Data for processing |
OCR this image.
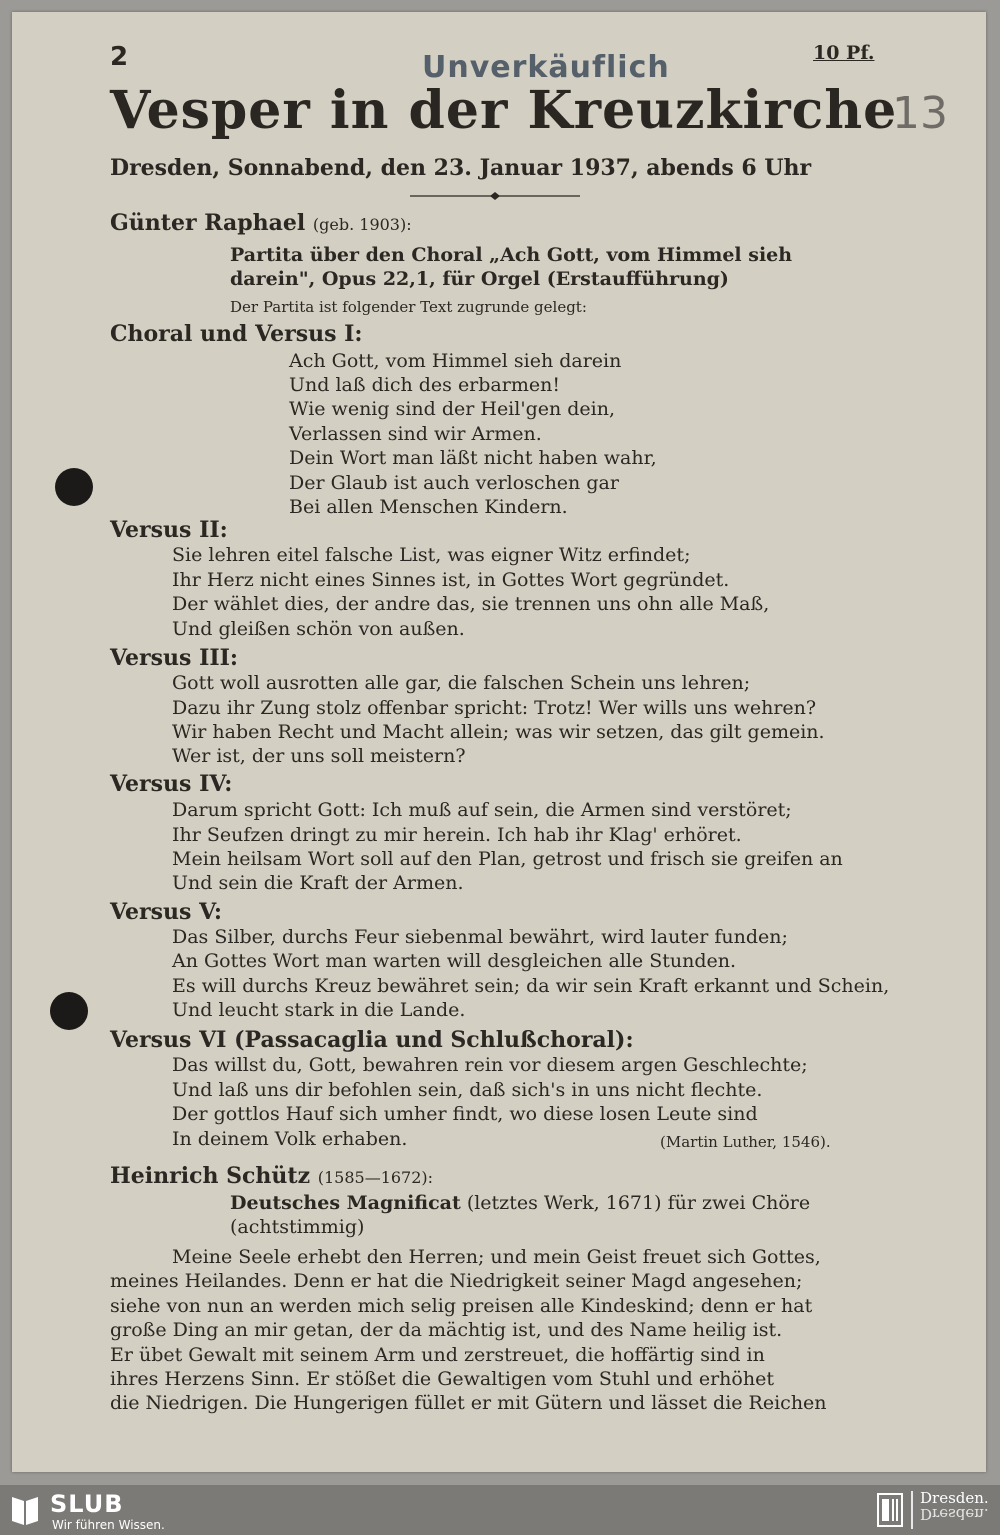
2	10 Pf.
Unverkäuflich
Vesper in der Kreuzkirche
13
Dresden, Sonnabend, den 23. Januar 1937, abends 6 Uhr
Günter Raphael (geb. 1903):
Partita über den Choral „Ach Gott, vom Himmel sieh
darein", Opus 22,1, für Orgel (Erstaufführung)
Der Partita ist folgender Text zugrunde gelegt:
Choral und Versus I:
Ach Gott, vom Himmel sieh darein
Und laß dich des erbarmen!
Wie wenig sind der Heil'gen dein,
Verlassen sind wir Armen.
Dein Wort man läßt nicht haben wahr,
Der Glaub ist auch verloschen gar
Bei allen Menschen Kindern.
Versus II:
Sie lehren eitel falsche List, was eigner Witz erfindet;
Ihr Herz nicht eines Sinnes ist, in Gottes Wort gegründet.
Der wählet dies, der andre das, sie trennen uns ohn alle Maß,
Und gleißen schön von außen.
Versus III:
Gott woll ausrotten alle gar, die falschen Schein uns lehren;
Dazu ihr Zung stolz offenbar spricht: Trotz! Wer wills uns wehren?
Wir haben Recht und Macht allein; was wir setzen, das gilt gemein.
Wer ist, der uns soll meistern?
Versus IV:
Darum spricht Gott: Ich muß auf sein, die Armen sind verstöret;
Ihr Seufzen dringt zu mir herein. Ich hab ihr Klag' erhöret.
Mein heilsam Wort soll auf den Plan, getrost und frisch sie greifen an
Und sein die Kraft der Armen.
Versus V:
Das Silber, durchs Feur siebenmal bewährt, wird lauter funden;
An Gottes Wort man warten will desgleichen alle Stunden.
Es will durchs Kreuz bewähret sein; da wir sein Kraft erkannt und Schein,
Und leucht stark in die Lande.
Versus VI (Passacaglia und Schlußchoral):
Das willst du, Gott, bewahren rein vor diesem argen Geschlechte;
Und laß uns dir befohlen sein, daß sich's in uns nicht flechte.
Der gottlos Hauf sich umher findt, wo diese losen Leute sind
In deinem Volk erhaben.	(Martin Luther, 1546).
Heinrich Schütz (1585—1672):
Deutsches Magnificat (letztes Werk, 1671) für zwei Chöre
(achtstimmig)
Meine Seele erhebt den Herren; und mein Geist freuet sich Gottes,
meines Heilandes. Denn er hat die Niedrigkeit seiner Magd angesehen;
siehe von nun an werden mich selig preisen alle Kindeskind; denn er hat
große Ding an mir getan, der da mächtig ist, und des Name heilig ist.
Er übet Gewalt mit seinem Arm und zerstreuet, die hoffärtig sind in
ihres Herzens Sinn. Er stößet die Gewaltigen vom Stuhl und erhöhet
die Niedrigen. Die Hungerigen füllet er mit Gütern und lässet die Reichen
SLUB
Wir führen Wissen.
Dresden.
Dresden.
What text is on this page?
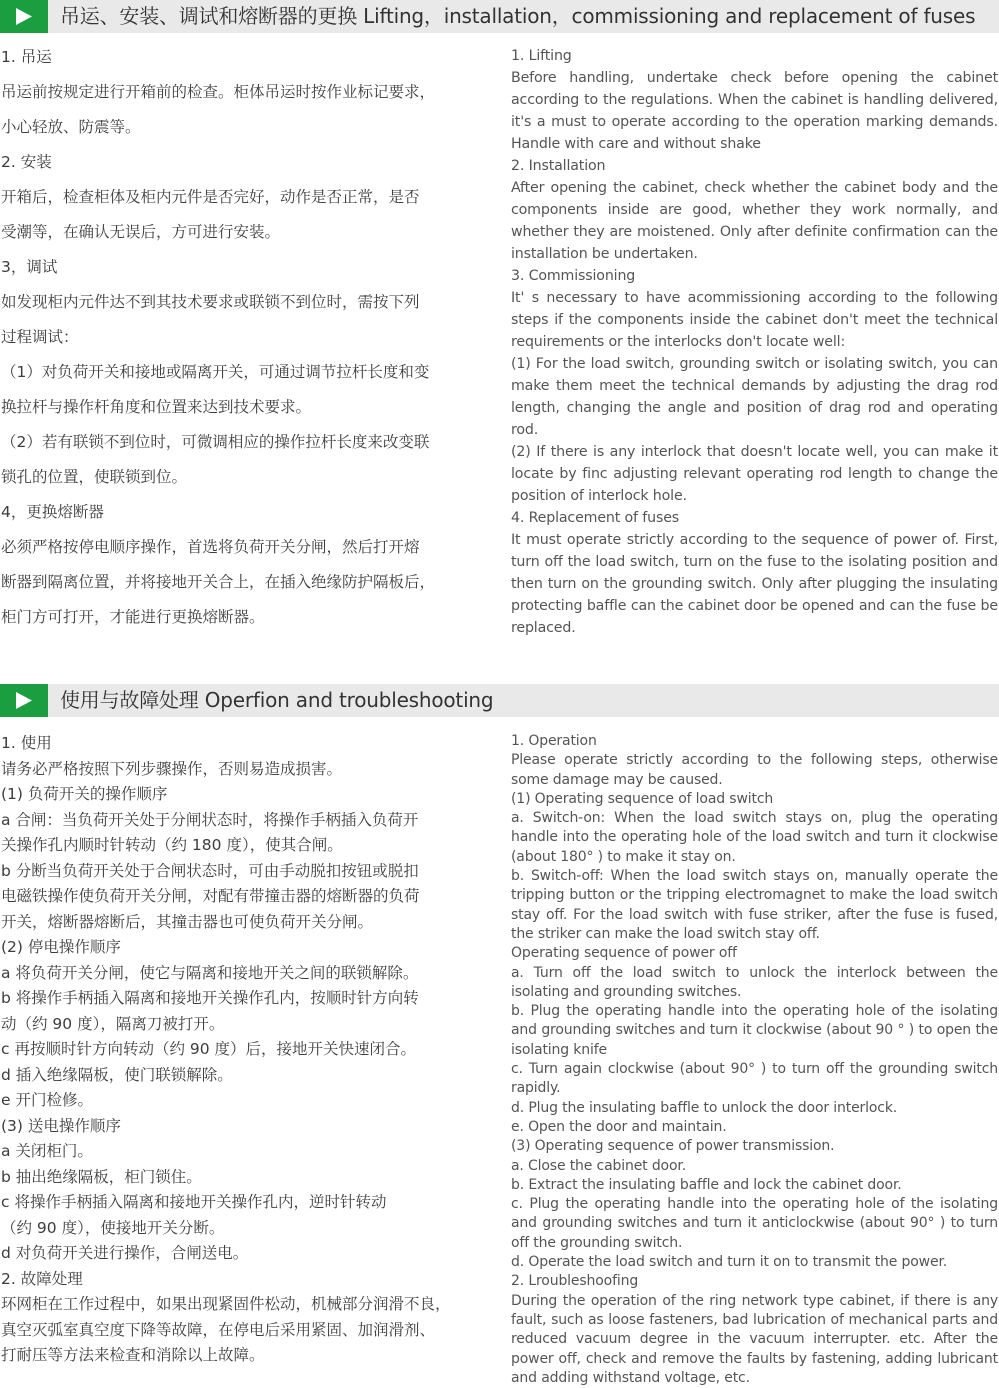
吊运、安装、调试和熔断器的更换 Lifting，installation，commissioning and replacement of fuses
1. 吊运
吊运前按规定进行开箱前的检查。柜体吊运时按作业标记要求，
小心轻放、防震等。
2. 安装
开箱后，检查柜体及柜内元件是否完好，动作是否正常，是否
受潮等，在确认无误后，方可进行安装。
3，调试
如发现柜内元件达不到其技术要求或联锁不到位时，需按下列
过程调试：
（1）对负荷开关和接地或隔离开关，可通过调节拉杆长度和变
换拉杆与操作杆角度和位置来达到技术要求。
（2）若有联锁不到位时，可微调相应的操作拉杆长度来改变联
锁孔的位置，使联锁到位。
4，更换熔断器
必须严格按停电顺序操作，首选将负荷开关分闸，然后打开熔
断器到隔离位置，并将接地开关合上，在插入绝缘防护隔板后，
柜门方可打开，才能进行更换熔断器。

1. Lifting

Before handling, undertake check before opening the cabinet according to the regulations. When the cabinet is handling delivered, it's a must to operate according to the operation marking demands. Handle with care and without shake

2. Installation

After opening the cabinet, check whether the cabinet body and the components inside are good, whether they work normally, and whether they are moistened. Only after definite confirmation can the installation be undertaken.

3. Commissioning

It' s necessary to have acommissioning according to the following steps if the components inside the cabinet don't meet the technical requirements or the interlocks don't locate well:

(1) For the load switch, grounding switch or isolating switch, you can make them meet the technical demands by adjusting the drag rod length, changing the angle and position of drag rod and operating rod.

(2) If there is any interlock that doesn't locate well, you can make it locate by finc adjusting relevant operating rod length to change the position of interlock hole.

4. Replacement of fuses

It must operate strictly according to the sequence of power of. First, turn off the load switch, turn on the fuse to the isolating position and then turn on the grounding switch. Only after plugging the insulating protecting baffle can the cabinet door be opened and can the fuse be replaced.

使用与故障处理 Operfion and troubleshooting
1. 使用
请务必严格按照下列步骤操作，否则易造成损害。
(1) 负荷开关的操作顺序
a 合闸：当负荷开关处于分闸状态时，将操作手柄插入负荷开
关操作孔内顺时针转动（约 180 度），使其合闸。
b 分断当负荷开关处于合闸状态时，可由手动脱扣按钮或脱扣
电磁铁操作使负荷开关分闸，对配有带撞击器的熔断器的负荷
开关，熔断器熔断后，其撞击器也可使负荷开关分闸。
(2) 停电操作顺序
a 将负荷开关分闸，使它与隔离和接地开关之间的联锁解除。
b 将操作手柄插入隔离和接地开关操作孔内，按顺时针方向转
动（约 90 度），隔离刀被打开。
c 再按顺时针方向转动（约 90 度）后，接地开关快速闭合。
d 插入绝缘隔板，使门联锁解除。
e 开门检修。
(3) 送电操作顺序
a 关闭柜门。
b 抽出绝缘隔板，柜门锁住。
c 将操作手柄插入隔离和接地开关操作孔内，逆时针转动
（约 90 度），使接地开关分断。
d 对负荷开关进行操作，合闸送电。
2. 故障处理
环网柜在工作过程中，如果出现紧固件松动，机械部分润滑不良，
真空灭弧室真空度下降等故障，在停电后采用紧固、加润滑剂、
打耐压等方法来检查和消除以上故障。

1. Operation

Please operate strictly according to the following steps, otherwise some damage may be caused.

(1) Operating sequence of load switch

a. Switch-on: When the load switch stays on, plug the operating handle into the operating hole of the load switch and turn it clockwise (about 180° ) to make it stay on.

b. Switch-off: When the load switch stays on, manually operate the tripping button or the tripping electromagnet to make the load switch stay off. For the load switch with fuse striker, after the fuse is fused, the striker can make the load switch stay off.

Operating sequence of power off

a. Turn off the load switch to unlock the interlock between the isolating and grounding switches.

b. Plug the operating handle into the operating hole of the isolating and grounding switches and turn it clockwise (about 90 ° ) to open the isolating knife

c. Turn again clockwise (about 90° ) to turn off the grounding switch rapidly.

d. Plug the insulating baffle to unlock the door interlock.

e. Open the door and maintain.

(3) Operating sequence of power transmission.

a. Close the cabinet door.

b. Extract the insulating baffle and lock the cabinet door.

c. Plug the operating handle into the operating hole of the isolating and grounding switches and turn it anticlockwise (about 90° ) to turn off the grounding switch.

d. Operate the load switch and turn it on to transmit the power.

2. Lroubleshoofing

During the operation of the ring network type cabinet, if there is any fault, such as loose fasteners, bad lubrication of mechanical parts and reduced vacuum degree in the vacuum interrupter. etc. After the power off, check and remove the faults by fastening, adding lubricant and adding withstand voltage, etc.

Short task | Repeat the data exactly in full, omitting its pictures.

Full output |
OCR this image.
2	10 Pf.
Unverkäuflich
Vesper in der Kreuzkirche
13
Dresden, Sonnabend, den 23. Januar 1937, abends 6 Uhr
Günter Raphael (geb. 1903):
Partita über den Choral „Ach Gott, vom Himmel sieh
darein", Opus 22,1, für Orgel (Erstaufführung)
Der Partita ist folgender Text zugrunde gelegt:
Choral und Versus I:
Ach Gott, vom Himmel sieh darein
Und laß dich des erbarmen!
Wie wenig sind der Heil'gen dein,
Verlassen sind wir Armen.
Dein Wort man läßt nicht haben wahr,
Der Glaub ist auch verloschen gar
Bei allen Menschen Kindern.
Versus II:
Sie lehren eitel falsche List, was eigner Witz erfindet;
Ihr Herz nicht eines Sinnes ist, in Gottes Wort gegründet.
Der wählet dies, der andre das, sie trennen uns ohn alle Maß,
Und gleißen schön von außen.
Versus III:
Gott woll ausrotten alle gar, die falschen Schein uns lehren;
Dazu ihr Zung stolz offenbar spricht: Trotz! Wer wills uns wehren?
Wir haben Recht und Macht allein; was wir setzen, das gilt gemein.
Wer ist, der uns soll meistern?
Versus IV:
Darum spricht Gott: Ich muß auf sein, die Armen sind verstöret;
Ihr Seufzen dringt zu mir herein. Ich hab ihr Klag' erhöret.
Mein heilsam Wort soll auf den Plan, getrost und frisch sie greifen an
Und sein die Kraft der Armen.
Versus V:
Das Silber, durchs Feur siebenmal bewährt, wird lauter funden;
An Gottes Wort man warten will desgleichen alle Stunden.
Es will durchs Kreuz bewähret sein; da wir sein Kraft erkannt und Schein,
Und leucht stark in die Lande.
Versus VI (Passacaglia und Schlußchoral):
Das willst du, Gott, bewahren rein vor diesem argen Geschlechte;
Und laß uns dir befohlen sein, daß sich's in uns nicht flechte.
Der gottlos Hauf sich umher findt, wo diese losen Leute sind
In deinem Volk erhaben.	(Martin Luther, 1546).
Heinrich Schütz (1585—1672):
Deutsches Magnificat (letztes Werk, 1671) für zwei Chöre
(achtstimmig)
Meine Seele erhebt den Herren; und mein Geist freuet sich Gottes,
meines Heilandes. Denn er hat die Niedrigkeit seiner Magd angesehen;
siehe von nun an werden mich selig preisen alle Kindeskind; denn er hat
große Ding an mir getan, der da mächtig ist, und des Name heilig ist.
Er übet Gewalt mit seinem Arm und zerstreuet, die hoffärtig sind in
ihres Herzens Sinn. Er stößet die Gewaltigen vom Stuhl und erhöhet
die Niedrigen. Die Hungerigen füllet er mit Gütern und lässet die Reichen
SLUB
Wir führen Wissen.
Dresden.
Dresden.
What text is on this page?
吊运、安装、调试和熔断器的更换 Lifting，installation，commissioning and replacement of fuses
1. 吊运
吊运前按规定进行开箱前的检查。柜体吊运时按作业标记要求，
小心轻放、防震等。
2. 安装
开箱后，检查柜体及柜内元件是否完好，动作是否正常，是否
受潮等，在确认无误后，方可进行安装。
3，调试
如发现柜内元件达不到其技术要求或联锁不到位时，需按下列
过程调试：
（1）对负荷开关和接地或隔离开关，可通过调节拉杆长度和变
换拉杆与操作杆角度和位置来达到技术要求。
（2）若有联锁不到位时，可微调相应的操作拉杆长度来改变联
锁孔的位置，使联锁到位。
4，更换熔断器
必须严格按停电顺序操作，首选将负荷开关分闸，然后打开熔
断器到隔离位置，并将接地开关合上，在插入绝缘防护隔板后，
柜门方可打开，才能进行更换熔断器。

1. Lifting

Before handling, undertake check before opening the cabinet according to the regulations. When the cabinet is handling delivered, it's a must to operate according to the operation marking demands. Handle with care and without shake

2. Installation

After opening the cabinet, check whether the cabinet body and the components inside are good, whether they work normally, and whether they are moistened. Only after definite confirmation can the installation be undertaken.

3. Commissioning

It' s necessary to have acommissioning according to the following steps if the components inside the cabinet don't meet the technical requirements or the interlocks don't locate well:

(1) For the load switch, grounding switch or isolating switch, you can make them meet the technical demands by adjusting the drag rod length, changing the angle and position of drag rod and operating rod.

(2) If there is any interlock that doesn't locate well, you can make it locate by finc adjusting relevant operating rod length to change the position of interlock hole.

4. Replacement of fuses

It must operate strictly according to the sequence of power of. First, turn off the load switch, turn on the fuse to the isolating position and then turn on the grounding switch. Only after plugging the insulating protecting baffle can the cabinet door be opened and can the fuse be replaced.

使用与故障处理 Operfion and troubleshooting
1. 使用
请务必严格按照下列步骤操作，否则易造成损害。
(1) 负荷开关的操作顺序
a 合闸：当负荷开关处于分闸状态时，将操作手柄插入负荷开
关操作孔内顺时针转动（约 180 度），使其合闸。
b 分断当负荷开关处于合闸状态时，可由手动脱扣按钮或脱扣
电磁铁操作使负荷开关分闸，对配有带撞击器的熔断器的负荷
开关，熔断器熔断后，其撞击器也可使负荷开关分闸。
(2) 停电操作顺序
a 将负荷开关分闸，使它与隔离和接地开关之间的联锁解除。
b 将操作手柄插入隔离和接地开关操作孔内，按顺时针方向转
动（约 90 度），隔离刀被打开。
c 再按顺时针方向转动（约 90 度）后，接地开关快速闭合。
d 插入绝缘隔板，使门联锁解除。
e 开门检修。
(3) 送电操作顺序
a 关闭柜门。
b 抽出绝缘隔板，柜门锁住。
c 将操作手柄插入隔离和接地开关操作孔内，逆时针转动
（约 90 度），使接地开关分断。
d 对负荷开关进行操作，合闸送电。
2. 故障处理
环网柜在工作过程中，如果出现紧固件松动，机械部分润滑不良，
真空灭弧室真空度下降等故障，在停电后采用紧固、加润滑剂、
打耐压等方法来检查和消除以上故障。

1. Operation

Please operate strictly according to the following steps, otherwise some damage may be caused.

(1) Operating sequence of load switch

a. Switch-on: When the load switch stays on, plug the operating handle into the operating hole of the load switch and turn it clockwise (about 180° ) to make it stay on.

b. Switch-off: When the load switch stays on, manually operate the tripping button or the tripping electromagnet to make the load switch stay off. For the load switch with fuse striker, after the fuse is fused, the striker can make the load switch stay off.

Operating sequence of power off

a. Turn off the load switch to unlock the interlock between the isolating and grounding switches.

b. Plug the operating handle into the operating hole of the isolating and grounding switches and turn it clockwise (about 90 ° ) to open the isolating knife

c. Turn again clockwise (about 90° ) to turn off the grounding switch rapidly.

d. Plug the insulating baffle to unlock the door interlock.

e. Open the door and maintain.

(3) Operating sequence of power transmission.

a. Close the cabinet door.

b. Extract the insulating baffle and lock the cabinet door.

c. Plug the operating handle into the operating hole of the isolating and grounding switches and turn it anticlockwise (about 90° ) to turn off the grounding switch.

d. Operate the load switch and turn it on to transmit the power.

2. Lroubleshoofing

During the operation of the ring network type cabinet, if there is any fault, such as loose fasteners, bad lubrication of mechanical parts and reduced vacuum degree in the vacuum interrupter. etc. After the power off, check and remove the faults by fastening, adding lubricant and adding withstand voltage, etc.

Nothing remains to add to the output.